Exercise: How many lines in the records below hold the string "this"? Answer with the number alone.

Record excerpts:
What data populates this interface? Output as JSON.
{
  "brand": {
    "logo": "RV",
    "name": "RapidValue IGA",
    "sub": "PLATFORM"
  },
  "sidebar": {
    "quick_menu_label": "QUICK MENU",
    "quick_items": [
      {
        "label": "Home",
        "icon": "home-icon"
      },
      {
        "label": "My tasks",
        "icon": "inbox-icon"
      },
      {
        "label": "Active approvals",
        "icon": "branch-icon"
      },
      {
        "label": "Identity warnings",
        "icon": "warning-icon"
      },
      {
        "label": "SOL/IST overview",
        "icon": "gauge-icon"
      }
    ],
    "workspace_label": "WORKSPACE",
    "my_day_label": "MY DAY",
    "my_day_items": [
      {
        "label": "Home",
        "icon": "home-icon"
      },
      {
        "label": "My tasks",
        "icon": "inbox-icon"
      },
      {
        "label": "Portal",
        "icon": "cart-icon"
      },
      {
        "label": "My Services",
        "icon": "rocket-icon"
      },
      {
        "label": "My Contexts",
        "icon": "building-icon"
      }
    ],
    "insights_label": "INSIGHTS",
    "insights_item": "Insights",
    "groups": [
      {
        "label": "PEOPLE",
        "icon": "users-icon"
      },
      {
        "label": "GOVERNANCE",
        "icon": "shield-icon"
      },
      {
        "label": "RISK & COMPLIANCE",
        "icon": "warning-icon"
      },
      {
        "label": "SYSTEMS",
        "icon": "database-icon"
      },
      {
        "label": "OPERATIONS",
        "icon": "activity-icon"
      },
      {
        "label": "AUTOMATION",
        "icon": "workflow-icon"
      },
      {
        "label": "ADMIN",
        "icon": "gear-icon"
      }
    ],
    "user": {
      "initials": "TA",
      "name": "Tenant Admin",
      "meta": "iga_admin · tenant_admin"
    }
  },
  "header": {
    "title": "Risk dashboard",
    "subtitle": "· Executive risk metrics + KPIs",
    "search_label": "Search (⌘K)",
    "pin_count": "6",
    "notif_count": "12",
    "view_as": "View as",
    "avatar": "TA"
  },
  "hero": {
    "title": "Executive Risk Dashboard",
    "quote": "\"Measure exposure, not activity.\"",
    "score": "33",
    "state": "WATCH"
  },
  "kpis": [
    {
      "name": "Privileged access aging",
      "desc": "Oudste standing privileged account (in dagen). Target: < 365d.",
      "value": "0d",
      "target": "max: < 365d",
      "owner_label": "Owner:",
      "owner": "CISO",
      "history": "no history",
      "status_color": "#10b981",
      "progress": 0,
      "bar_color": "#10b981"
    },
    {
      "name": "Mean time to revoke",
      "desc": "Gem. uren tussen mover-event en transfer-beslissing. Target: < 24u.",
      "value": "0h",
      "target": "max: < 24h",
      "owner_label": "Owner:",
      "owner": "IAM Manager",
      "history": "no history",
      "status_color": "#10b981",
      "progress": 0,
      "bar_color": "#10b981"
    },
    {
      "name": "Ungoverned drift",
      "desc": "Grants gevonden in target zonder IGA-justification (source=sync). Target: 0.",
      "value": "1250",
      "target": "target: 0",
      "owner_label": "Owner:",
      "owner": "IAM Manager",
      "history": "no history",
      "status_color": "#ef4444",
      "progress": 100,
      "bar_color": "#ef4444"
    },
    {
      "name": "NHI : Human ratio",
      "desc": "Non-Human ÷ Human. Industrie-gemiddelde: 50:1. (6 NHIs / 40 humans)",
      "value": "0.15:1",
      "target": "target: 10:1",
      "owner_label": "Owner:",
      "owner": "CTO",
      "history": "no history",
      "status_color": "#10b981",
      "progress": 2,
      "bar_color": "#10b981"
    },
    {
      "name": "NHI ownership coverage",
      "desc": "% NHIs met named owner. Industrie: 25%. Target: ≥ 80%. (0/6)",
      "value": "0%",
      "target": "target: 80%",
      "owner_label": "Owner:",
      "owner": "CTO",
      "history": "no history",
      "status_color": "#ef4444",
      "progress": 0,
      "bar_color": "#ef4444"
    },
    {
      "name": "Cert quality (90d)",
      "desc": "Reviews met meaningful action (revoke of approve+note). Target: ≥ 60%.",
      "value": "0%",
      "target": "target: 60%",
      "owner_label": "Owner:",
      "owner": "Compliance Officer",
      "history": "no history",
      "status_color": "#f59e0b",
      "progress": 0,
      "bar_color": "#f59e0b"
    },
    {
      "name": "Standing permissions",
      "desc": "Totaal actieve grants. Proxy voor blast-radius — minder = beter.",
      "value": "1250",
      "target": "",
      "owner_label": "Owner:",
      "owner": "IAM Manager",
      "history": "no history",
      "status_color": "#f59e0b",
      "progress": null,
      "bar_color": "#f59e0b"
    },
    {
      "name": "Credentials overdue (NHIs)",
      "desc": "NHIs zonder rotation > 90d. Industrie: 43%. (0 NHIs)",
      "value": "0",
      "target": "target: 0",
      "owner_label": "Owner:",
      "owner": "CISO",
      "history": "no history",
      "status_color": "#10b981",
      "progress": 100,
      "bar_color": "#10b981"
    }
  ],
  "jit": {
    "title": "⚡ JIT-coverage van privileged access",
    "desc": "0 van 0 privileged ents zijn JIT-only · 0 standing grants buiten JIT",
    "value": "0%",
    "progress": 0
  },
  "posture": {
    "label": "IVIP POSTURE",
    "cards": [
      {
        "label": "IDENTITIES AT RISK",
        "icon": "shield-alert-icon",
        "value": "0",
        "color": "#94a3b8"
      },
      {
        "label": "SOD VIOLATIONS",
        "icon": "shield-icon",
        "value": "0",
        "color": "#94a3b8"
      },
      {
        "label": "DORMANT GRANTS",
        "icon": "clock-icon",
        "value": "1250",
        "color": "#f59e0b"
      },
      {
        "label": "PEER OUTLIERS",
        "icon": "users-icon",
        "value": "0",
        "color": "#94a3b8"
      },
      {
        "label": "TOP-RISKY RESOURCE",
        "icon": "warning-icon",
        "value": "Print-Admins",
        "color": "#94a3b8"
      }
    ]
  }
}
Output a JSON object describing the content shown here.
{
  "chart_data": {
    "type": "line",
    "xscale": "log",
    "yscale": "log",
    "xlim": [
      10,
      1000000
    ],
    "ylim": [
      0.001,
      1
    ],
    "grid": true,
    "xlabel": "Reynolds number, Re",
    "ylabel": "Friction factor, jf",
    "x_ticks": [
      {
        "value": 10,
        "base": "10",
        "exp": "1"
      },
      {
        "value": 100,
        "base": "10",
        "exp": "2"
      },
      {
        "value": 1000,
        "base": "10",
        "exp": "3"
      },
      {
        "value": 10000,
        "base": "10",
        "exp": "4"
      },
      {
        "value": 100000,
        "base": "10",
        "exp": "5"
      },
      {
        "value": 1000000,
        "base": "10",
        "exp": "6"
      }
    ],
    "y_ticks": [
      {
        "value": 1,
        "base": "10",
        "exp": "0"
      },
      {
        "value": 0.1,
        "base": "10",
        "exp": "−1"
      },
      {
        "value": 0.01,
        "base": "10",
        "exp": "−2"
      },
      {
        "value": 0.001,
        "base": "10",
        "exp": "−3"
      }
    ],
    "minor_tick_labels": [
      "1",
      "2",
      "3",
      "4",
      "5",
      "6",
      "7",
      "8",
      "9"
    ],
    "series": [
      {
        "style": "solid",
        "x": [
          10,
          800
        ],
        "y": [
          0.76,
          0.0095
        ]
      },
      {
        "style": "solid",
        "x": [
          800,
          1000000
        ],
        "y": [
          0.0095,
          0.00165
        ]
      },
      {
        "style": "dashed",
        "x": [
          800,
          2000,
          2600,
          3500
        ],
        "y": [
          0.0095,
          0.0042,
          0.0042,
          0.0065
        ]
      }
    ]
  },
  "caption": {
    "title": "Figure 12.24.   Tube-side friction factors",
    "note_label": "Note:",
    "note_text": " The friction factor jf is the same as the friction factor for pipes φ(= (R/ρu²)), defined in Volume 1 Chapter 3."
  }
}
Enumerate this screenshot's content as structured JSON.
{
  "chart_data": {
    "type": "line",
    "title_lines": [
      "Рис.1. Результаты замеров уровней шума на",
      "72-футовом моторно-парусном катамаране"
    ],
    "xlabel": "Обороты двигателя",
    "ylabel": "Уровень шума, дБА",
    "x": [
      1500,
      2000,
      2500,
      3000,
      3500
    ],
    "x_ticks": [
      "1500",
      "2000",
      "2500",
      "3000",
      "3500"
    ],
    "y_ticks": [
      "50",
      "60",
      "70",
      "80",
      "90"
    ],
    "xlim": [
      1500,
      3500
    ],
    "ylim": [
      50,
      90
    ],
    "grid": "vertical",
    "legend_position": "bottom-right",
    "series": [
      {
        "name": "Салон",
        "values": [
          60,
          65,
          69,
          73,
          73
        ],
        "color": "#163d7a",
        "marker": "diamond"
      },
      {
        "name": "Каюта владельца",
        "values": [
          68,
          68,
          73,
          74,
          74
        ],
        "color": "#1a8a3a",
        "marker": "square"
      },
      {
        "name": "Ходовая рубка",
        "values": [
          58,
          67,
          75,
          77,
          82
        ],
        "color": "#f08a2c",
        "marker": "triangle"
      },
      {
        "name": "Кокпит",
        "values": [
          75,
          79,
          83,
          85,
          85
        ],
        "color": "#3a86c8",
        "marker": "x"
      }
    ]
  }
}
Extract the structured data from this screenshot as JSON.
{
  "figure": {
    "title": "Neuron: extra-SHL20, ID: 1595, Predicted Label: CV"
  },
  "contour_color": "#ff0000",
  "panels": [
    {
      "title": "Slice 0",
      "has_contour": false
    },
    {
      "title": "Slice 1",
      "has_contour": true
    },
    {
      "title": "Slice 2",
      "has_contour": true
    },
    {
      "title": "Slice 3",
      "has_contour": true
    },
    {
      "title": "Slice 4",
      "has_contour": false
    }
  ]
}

Answer: 3